** DIRECTIVE **
A verbatim copy of the records is required, with all pictures left out.

** DATASET EXTRACT **

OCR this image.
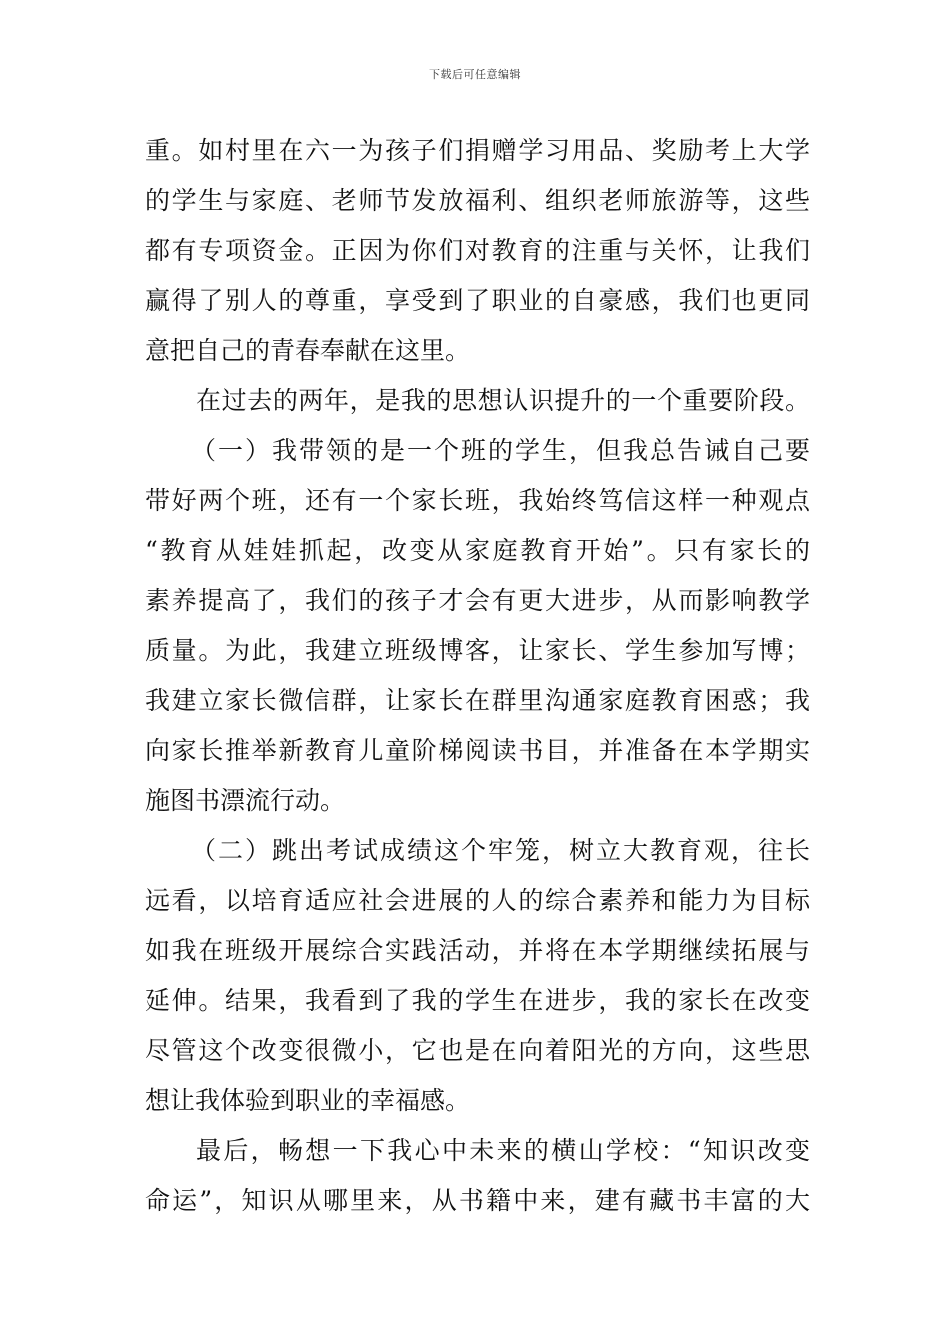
下载后可任意编辑
重。如村里在六一为孩子们捐赠学习用品、奖励考上大学
的学生与家庭、老师节发放福利、组织老师旅游等，这些
都有专项资金。正因为你们对教育的注重与关怀，让我们
赢得了别人的尊重，享受到了职业的自豪感，我们也更同
意把自己的青春奉献在这里。
在过去的两年，是我的思想认识提升的一个重要阶段。
（一）我带领的是一个班的学生，但我总告诫自己要
带好两个班，还有一个家长班，我始终笃信这样一种观点
“教育从娃娃抓起，改变从家庭教育开始”。只有家长的
素养提高了，我们的孩子才会有更大进步，从而影响教学
质量。为此，我建立班级博客，让家长、学生参加写博；
我建立家长微信群，让家长在群里沟通家庭教育困惑；我
向家长推举新教育儿童阶梯阅读书目，并准备在本学期实
施图书漂流行动。
（二）跳出考试成绩这个牢笼，树立大教育观，往长
远看，以培育适应社会进展的人的综合素养和能力为目标
如我在班级开展综合实践活动，并将在本学期继续拓展与
延伸。结果，我看到了我的学生在进步，我的家长在改变
尽管这个改变很微小，它也是在向着阳光的方向，这些思
想让我体验到职业的幸福感。
最后，畅想一下我心中未来的横山学校：“知识改变
命运”，知识从哪里来，从书籍中来，建有藏书丰富的大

** OUTPUT BELOW **
OCR this image.
下载后可任意编辑
重。如村里在六一为孩子们捐赠学习用品、奖励考上大学
的学生与家庭、老师节发放福利、组织老师旅游等，这些
都有专项资金。正因为你们对教育的注重与关怀，让我们
赢得了别人的尊重，享受到了职业的自豪感，我们也更同
意把自己的青春奉献在这里。
在过去的两年，是我的思想认识提升的一个重要阶段。
（一）我带领的是一个班的学生，但我总告诫自己要
带好两个班，还有一个家长班，我始终笃信这样一种观点
“教育从娃娃抓起，改变从家庭教育开始”。只有家长的
素养提高了，我们的孩子才会有更大进步，从而影响教学
质量。为此，我建立班级博客，让家长、学生参加写博；
我建立家长微信群，让家长在群里沟通家庭教育困惑；我
向家长推举新教育儿童阶梯阅读书目，并准备在本学期实
施图书漂流行动。
（二）跳出考试成绩这个牢笼，树立大教育观，往长
远看，以培育适应社会进展的人的综合素养和能力为目标
如我在班级开展综合实践活动，并将在本学期继续拓展与
延伸。结果，我看到了我的学生在进步，我的家长在改变
尽管这个改变很微小，它也是在向着阳光的方向，这些思
想让我体验到职业的幸福感。
最后，畅想一下我心中未来的横山学校：“知识改变
命运”，知识从哪里来，从书籍中来，建有藏书丰富的大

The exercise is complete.